--- Start Material for the task ---

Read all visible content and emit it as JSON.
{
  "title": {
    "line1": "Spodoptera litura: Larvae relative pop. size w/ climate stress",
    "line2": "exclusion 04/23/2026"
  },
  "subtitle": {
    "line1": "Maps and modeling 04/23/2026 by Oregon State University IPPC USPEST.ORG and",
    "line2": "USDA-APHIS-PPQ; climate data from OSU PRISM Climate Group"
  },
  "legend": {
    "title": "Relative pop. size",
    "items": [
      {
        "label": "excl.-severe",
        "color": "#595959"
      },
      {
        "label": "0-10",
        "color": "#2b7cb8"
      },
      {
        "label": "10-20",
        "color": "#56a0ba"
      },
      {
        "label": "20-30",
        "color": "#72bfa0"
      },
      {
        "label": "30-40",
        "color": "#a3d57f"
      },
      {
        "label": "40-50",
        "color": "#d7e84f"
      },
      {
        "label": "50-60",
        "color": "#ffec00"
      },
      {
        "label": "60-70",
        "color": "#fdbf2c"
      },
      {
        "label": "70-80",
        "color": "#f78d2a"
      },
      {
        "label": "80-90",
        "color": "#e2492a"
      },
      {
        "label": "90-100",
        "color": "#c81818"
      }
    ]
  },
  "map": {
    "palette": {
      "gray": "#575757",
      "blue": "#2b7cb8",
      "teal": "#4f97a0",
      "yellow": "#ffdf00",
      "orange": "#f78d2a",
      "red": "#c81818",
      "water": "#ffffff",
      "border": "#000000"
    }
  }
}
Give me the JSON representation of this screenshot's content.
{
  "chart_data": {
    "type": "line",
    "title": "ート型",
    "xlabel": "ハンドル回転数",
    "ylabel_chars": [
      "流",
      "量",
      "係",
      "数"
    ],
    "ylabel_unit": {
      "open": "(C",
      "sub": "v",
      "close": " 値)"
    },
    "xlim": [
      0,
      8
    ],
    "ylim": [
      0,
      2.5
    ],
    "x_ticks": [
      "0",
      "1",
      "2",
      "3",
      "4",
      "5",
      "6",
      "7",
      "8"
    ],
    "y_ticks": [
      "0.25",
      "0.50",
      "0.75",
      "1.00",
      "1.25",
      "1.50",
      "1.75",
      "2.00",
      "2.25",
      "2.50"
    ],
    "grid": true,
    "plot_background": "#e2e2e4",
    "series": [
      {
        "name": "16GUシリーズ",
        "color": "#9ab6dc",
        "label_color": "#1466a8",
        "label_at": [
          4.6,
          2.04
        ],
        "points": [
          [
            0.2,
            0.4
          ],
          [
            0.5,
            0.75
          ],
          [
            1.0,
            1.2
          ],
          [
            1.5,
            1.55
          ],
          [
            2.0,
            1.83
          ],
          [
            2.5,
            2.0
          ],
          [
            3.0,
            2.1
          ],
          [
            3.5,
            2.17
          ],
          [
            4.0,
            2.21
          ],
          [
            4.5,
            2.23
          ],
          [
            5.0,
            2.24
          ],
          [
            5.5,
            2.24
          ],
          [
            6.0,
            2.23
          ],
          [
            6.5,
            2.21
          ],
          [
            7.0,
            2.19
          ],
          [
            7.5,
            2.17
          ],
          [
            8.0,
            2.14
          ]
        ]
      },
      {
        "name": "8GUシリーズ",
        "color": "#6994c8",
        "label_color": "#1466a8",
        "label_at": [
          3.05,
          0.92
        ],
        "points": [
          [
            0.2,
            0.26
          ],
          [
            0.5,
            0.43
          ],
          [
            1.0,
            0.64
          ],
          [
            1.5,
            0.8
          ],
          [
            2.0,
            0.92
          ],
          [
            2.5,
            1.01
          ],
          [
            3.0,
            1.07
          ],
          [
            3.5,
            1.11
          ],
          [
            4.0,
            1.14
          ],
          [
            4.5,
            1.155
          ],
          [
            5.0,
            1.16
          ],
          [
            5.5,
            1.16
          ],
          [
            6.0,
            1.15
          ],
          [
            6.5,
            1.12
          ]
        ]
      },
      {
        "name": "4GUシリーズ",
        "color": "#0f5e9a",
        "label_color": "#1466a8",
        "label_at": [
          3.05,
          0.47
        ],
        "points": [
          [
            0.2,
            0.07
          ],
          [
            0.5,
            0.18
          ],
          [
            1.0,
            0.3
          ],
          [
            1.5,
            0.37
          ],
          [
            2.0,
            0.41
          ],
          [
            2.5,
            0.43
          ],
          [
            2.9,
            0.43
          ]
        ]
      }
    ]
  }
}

--- End Material for the task ---

Find all the lines containing "climate" in the material, then copy them.

    "line1": "Spodoptera litura: Larvae relative pop. size w/ climate stress",
    "line2": "USDA-APHIS-PPQ; climate data from OSU PRISM Climate Group"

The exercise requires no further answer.